GOAL
Scan the data beneath this task and copy each line that includes "után".

Dataset records:
- - - -

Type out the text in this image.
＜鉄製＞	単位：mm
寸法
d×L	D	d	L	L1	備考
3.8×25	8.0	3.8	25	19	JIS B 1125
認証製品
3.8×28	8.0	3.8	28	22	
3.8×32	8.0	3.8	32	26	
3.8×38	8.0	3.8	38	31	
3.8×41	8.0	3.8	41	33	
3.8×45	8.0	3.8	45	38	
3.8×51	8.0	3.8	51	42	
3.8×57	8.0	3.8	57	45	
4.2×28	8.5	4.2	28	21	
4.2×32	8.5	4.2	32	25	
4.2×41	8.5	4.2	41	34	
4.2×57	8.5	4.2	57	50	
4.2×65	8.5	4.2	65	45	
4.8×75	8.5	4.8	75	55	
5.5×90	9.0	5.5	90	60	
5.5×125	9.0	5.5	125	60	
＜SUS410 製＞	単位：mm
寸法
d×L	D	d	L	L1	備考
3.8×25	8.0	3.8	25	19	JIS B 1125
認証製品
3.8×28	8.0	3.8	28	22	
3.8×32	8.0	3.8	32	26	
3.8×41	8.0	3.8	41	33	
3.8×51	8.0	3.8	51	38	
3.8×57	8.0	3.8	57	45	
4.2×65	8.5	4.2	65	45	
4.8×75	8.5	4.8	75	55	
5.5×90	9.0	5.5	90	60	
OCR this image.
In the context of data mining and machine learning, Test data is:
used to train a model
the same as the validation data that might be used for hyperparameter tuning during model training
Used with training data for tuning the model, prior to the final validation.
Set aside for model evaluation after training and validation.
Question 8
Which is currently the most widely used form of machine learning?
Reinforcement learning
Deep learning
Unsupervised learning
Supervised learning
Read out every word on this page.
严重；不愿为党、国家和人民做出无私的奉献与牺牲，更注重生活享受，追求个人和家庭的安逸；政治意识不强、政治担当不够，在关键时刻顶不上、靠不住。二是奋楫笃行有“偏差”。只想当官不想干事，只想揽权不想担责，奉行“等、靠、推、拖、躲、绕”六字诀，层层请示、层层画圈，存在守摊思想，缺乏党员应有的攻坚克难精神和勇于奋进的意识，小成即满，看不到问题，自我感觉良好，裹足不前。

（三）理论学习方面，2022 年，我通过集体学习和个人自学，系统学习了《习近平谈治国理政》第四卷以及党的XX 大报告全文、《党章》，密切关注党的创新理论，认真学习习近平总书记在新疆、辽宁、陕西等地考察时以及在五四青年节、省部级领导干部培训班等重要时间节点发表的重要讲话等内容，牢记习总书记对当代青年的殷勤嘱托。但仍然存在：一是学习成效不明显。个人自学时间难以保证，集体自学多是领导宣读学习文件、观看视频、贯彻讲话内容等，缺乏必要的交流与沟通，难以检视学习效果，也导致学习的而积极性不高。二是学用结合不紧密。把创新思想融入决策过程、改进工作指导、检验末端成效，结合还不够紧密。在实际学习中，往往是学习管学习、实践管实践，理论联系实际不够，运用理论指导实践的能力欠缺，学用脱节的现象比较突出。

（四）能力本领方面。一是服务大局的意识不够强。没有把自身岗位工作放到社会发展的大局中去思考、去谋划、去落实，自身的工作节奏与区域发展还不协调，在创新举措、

- - - -

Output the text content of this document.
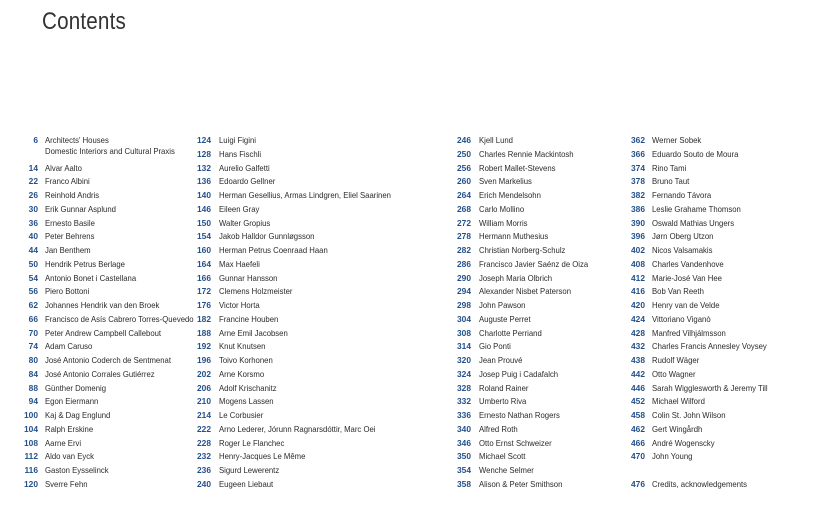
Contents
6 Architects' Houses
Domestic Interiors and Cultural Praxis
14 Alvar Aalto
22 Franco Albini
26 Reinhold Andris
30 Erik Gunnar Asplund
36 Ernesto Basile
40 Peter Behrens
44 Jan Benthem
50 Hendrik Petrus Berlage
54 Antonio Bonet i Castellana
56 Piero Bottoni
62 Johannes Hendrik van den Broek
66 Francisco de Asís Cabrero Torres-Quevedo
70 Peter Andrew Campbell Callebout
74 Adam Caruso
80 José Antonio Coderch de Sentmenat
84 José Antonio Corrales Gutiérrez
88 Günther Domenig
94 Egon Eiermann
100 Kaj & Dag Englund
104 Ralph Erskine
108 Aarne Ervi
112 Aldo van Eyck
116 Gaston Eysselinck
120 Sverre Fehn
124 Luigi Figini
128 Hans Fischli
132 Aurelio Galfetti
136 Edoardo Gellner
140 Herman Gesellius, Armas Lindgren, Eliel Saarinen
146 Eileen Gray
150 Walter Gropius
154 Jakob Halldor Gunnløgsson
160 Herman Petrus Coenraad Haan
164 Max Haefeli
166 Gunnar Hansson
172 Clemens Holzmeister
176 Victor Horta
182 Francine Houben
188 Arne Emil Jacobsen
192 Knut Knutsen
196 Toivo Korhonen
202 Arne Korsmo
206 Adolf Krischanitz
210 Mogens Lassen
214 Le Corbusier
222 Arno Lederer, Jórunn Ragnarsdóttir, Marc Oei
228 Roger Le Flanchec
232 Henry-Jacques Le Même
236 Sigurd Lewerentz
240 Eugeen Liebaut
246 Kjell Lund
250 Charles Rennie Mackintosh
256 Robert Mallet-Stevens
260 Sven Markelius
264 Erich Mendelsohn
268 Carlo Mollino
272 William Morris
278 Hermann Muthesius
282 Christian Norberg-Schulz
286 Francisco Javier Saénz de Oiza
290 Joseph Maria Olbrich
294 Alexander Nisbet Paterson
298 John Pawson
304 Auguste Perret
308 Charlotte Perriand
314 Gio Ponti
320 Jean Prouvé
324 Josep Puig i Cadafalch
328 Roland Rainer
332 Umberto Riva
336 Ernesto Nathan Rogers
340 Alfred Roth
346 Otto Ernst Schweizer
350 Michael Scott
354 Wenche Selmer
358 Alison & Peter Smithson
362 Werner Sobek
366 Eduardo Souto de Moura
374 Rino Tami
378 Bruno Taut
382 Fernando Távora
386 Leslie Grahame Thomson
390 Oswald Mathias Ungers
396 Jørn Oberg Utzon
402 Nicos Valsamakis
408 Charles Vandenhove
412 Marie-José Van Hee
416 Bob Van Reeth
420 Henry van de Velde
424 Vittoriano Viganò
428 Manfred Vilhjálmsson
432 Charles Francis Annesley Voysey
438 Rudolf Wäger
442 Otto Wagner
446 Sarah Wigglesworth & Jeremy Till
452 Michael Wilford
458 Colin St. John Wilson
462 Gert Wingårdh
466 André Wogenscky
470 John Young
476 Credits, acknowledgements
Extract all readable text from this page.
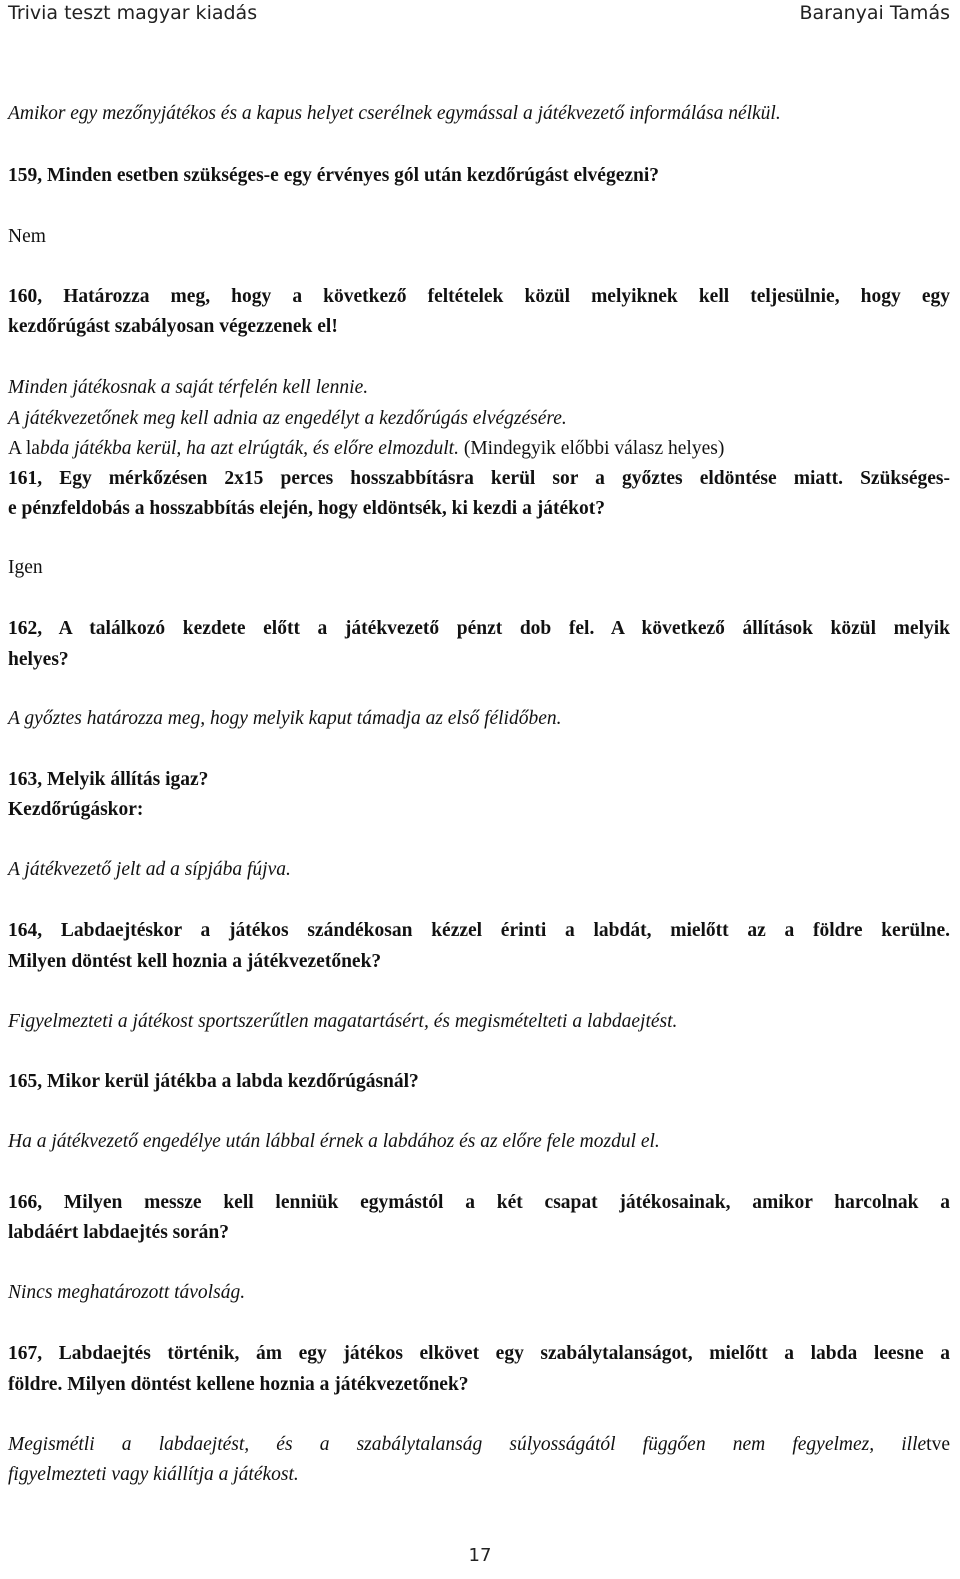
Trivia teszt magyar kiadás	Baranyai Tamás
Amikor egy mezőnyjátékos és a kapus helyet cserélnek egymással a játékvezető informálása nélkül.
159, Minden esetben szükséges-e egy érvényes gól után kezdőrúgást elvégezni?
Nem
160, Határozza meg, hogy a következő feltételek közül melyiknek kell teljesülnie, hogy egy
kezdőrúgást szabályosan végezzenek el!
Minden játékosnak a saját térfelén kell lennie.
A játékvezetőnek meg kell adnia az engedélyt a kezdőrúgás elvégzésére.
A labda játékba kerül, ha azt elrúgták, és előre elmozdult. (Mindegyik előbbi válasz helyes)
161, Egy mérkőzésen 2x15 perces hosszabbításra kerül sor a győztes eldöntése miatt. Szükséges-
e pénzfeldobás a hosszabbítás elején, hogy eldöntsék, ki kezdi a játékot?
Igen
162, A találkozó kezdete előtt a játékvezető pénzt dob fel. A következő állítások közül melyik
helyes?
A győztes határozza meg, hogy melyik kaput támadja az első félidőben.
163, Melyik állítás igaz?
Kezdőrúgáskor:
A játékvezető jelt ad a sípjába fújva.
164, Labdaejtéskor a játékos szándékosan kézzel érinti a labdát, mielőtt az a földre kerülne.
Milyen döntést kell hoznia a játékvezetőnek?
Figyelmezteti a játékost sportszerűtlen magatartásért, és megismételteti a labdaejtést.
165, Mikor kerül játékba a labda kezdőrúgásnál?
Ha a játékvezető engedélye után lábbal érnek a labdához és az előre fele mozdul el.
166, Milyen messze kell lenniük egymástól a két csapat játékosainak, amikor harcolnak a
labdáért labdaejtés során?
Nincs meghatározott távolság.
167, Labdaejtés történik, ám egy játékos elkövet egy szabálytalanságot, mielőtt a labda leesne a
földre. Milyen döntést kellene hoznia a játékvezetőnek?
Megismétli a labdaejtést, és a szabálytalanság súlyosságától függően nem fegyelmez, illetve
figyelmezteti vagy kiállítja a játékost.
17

- - - -

SOLUTION FOR THIS PROBLEM
159, Minden esetben szükséges-e egy érvényes gól után kezdőrúgást elvégezni?
Ha a játékvezető engedélye után lábbal érnek a labdához és az előre fele mozdul el.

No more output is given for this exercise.